Problem description:
Return exactly the lines of the data below, from the one that contains "Decode this image" through the final line, and leave out every picture.

Dataset content:
-*-*-
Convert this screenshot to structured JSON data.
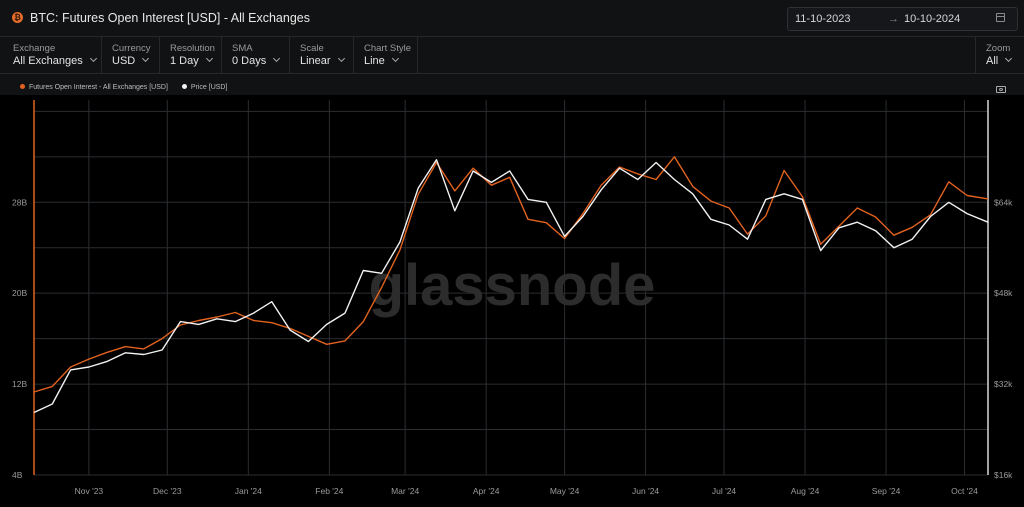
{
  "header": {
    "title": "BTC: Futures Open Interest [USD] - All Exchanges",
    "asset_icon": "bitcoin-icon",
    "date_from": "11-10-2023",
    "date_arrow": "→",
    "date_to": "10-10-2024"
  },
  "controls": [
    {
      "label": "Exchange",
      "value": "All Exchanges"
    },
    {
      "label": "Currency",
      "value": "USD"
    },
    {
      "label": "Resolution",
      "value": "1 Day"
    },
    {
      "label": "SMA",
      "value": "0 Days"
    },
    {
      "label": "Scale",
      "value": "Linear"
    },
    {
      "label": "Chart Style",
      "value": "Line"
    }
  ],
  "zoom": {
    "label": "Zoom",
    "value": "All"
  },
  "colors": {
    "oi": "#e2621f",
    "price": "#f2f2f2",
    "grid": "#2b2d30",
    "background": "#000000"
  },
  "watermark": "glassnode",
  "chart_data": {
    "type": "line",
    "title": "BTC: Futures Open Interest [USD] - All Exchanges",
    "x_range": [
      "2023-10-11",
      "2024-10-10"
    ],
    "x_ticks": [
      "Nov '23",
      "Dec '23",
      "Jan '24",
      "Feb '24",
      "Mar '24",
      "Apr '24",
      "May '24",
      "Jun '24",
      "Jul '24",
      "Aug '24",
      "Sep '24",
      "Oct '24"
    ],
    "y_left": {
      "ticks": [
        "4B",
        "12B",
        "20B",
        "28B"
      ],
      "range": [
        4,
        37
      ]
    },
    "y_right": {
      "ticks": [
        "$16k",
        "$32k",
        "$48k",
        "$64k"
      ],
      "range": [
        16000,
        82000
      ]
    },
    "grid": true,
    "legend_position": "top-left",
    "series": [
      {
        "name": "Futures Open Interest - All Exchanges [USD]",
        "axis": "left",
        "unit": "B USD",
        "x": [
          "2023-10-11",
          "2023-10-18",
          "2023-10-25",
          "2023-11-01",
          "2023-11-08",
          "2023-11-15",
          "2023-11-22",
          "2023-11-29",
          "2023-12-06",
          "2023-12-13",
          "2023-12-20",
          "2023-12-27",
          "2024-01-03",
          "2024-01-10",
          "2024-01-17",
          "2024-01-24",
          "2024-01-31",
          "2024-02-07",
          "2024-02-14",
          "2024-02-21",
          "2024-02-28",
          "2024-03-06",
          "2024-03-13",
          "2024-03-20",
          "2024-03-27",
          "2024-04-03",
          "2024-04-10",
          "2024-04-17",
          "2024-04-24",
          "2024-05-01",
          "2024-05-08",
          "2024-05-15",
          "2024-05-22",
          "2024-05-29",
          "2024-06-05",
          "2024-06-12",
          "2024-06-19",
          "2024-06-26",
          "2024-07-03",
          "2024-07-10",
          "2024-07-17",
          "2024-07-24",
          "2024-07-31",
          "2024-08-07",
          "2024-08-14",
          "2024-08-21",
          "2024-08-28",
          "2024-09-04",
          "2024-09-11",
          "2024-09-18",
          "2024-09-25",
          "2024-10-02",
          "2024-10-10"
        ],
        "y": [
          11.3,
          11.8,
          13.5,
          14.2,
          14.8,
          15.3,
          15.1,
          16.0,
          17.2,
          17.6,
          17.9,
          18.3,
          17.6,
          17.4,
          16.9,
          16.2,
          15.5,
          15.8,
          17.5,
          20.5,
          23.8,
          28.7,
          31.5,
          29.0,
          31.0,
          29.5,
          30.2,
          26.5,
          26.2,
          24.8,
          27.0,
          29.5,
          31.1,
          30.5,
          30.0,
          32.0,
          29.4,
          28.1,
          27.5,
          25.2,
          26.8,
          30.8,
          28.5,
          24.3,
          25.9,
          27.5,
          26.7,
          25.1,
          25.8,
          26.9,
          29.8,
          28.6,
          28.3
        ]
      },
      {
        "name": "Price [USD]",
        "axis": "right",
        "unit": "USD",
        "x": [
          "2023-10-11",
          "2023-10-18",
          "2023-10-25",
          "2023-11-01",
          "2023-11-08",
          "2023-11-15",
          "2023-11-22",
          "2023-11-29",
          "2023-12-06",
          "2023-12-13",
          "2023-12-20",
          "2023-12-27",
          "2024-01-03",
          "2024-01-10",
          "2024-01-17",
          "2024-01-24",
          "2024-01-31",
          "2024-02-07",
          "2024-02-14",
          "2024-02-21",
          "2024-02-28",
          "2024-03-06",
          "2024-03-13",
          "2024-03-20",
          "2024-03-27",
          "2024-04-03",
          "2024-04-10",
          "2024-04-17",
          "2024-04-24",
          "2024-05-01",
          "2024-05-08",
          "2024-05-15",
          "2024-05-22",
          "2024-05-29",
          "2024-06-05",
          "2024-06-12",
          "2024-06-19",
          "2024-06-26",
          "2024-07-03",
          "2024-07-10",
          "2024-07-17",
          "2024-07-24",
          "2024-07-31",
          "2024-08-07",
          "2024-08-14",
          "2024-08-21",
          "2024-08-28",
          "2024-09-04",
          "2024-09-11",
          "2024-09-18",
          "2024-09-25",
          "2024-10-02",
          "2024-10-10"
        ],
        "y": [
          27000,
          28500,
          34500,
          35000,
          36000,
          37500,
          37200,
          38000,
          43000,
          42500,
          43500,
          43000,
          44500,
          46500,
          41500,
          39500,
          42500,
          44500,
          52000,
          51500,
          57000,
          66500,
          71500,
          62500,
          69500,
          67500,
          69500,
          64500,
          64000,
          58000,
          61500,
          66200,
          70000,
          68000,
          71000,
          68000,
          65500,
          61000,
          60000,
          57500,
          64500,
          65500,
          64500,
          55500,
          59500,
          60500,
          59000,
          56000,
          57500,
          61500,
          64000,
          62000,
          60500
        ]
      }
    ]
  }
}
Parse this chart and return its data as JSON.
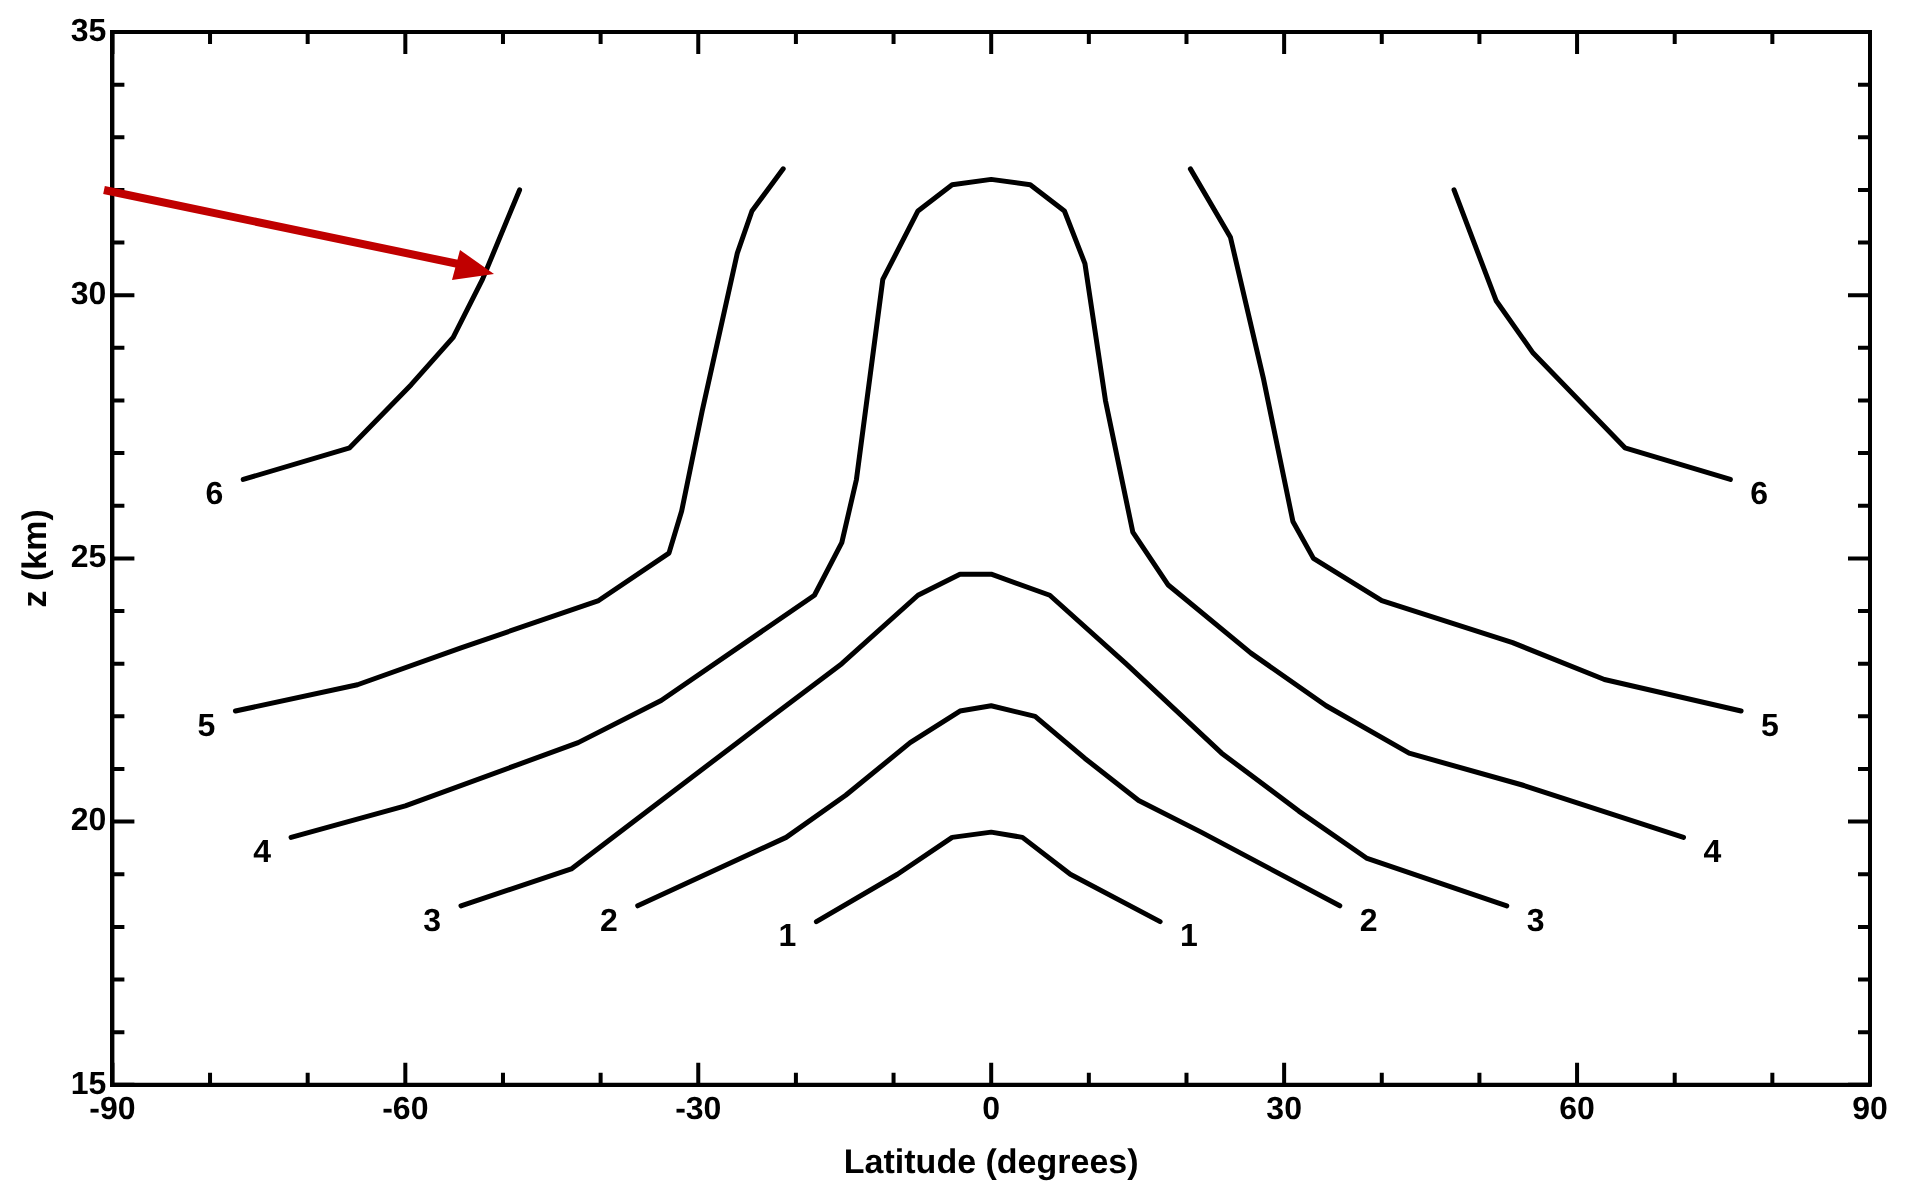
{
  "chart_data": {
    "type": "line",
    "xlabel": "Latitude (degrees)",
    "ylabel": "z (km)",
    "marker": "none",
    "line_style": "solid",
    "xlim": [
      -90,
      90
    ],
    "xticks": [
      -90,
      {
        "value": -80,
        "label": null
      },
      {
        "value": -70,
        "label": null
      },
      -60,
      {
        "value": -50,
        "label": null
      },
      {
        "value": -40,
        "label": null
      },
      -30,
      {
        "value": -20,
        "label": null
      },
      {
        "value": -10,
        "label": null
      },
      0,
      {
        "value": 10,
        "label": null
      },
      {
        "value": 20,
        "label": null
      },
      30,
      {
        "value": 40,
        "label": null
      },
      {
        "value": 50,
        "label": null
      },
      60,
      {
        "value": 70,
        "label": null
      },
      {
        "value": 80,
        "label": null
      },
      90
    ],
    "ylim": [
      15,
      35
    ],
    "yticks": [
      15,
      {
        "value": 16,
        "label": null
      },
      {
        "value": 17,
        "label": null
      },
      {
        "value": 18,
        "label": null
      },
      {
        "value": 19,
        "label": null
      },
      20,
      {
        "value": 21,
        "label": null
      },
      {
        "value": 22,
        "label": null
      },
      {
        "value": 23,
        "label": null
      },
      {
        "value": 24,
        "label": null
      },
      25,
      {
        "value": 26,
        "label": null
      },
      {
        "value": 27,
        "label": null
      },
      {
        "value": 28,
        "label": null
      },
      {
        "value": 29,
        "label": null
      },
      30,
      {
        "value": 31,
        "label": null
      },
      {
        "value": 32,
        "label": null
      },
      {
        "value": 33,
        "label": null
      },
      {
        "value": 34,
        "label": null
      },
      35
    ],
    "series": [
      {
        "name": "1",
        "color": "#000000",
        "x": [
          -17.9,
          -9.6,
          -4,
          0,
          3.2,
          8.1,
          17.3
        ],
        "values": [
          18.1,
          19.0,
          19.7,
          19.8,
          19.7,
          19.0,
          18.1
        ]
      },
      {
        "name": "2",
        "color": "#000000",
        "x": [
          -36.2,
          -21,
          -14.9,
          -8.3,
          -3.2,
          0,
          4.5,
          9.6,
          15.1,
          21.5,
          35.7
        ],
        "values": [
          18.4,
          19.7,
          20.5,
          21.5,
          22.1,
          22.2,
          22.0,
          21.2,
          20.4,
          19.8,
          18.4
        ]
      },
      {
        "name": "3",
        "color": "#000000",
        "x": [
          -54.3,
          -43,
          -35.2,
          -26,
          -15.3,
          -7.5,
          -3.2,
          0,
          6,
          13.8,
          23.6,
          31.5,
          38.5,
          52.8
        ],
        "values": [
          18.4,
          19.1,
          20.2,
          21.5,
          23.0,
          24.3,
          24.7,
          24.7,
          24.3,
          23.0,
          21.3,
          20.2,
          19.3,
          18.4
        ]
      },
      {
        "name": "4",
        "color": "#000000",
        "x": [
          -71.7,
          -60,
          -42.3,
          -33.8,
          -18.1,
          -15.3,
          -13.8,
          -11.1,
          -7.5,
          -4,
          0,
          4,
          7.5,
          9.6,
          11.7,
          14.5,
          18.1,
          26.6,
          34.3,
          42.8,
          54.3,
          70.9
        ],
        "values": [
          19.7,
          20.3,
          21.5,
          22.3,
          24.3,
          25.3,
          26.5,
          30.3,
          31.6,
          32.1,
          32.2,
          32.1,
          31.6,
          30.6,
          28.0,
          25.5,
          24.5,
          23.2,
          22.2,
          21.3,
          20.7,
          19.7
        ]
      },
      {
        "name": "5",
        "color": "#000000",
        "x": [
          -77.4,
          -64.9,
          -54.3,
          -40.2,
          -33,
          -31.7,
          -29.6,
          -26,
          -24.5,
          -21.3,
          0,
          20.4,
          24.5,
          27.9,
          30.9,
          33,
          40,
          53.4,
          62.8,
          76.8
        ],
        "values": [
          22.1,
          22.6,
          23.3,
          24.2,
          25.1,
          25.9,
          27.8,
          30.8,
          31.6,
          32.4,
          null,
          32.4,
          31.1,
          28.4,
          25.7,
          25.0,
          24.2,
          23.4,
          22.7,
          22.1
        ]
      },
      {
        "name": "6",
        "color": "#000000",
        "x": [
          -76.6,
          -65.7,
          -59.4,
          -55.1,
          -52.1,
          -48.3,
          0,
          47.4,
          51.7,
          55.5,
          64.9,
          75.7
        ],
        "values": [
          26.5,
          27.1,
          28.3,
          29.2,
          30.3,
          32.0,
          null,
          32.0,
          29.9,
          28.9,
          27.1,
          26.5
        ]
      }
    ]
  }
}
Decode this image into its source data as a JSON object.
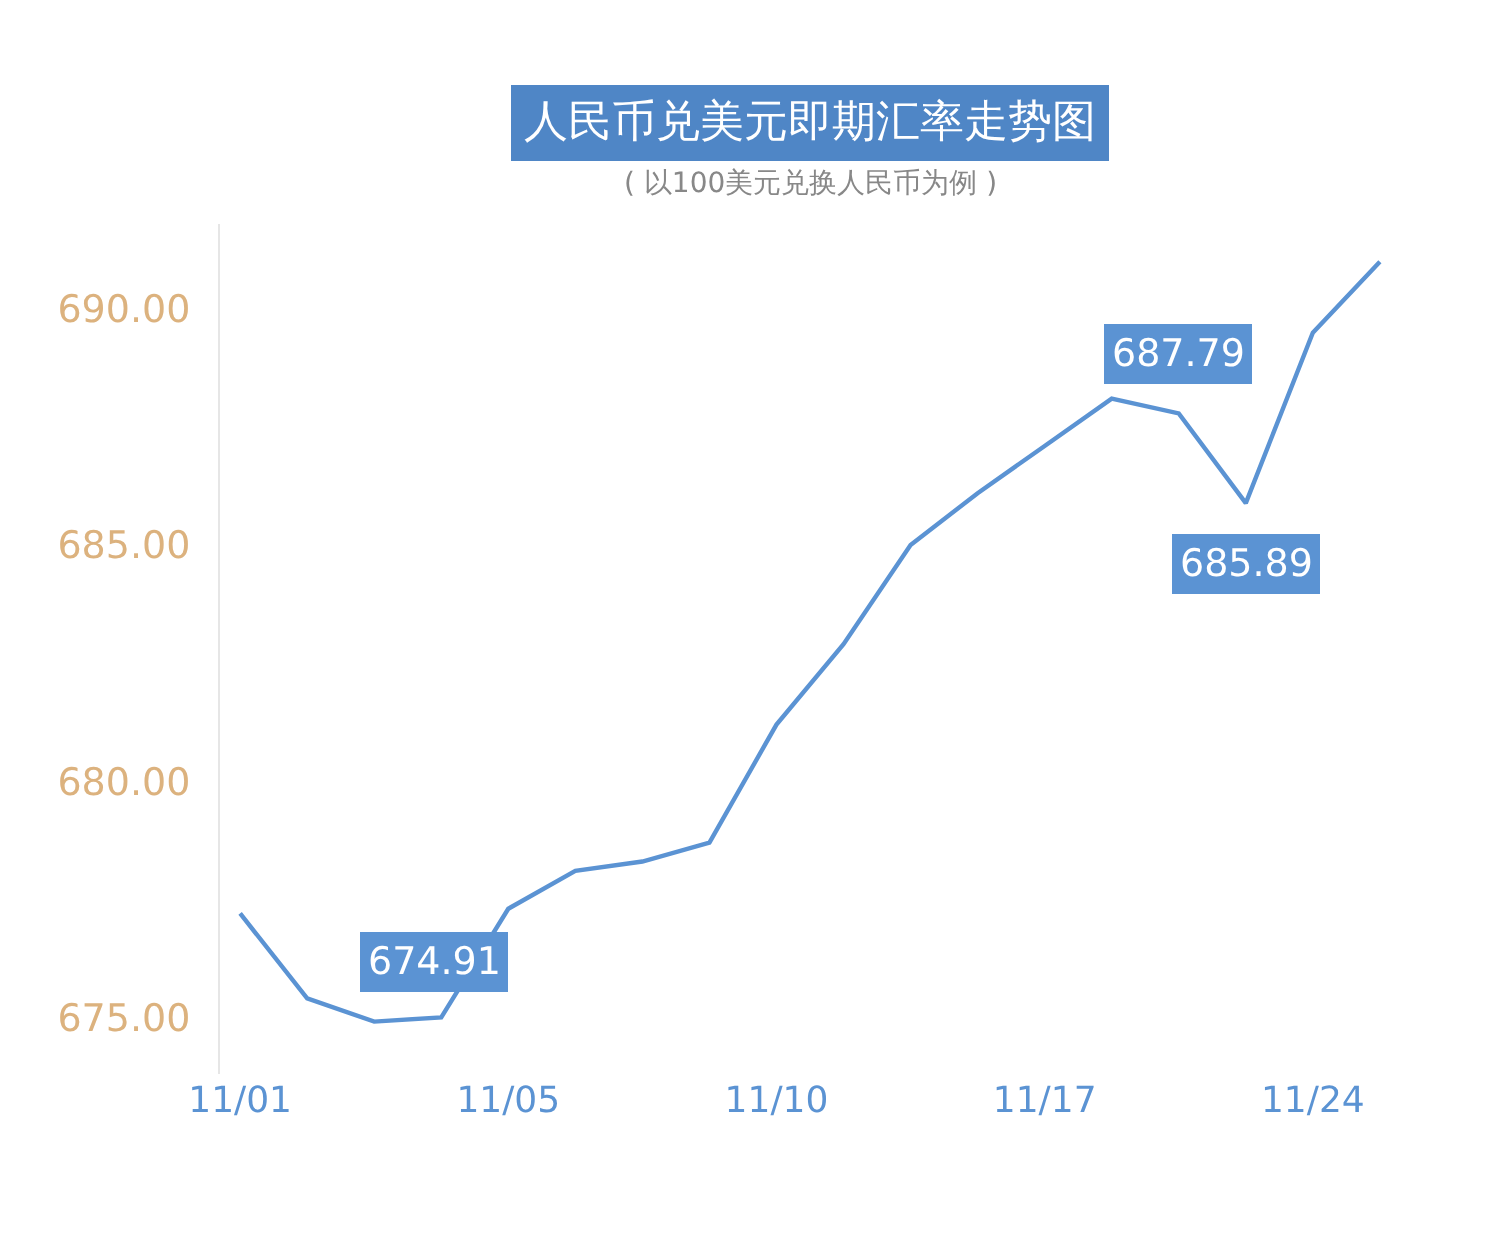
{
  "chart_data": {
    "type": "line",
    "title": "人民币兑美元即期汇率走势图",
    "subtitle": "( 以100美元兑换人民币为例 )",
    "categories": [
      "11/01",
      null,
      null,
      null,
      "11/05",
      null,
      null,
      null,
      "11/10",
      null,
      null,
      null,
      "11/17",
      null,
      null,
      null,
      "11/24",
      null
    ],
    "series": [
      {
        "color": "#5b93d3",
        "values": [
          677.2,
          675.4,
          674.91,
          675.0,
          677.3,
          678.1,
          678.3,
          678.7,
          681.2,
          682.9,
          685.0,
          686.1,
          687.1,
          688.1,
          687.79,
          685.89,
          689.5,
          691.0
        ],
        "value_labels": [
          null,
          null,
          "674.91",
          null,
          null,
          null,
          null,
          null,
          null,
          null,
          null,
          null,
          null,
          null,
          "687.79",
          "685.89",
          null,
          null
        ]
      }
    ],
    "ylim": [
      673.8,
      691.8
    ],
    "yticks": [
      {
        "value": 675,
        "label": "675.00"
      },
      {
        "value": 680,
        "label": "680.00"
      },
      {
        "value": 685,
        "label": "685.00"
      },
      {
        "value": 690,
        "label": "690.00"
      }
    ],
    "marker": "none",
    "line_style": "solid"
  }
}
-*-*-
Exercise output:
Decode this image into its source data as a JSON object.
{
  "chart_data": {
    "type": "line",
    "title": "人民币兑美元即期汇率走势图",
    "subtitle": "( 以100美元兑换人民币为例 )",
    "categories": [
      "11/01",
      null,
      null,
      null,
      "11/05",
      null,
      null,
      null,
      "11/10",
      null,
      null,
      null,
      "11/17",
      null,
      null,
      null,
      "11/24",
      null
    ],
    "series": [
      {
        "color": "#5b93d3",
        "values": [
          677.2,
          675.4,
          674.91,
          675.0,
          677.3,
          678.1,
          678.3,
          678.7,
          681.2,
          682.9,
          685.0,
          686.1,
          687.1,
          688.1,
          687.79,
          685.89,
          689.5,
          691.0
        ],
        "value_labels": [
          null,
          null,
          "674.91",
          null,
          null,
          null,
          null,
          null,
          null,
          null,
          null,
          null,
          null,
          null,
          "687.79",
          "685.89",
          null,
          null
        ]
      }
    ],
    "ylim": [
      673.8,
      691.8
    ],
    "yticks": [
      {
        "value": 675,
        "label": "675.00"
      },
      {
        "value": 680,
        "label": "680.00"
      },
      {
        "value": 685,
        "label": "685.00"
      },
      {
        "value": 690,
        "label": "690.00"
      }
    ],
    "marker": "none",
    "line_style": "solid"
  }
}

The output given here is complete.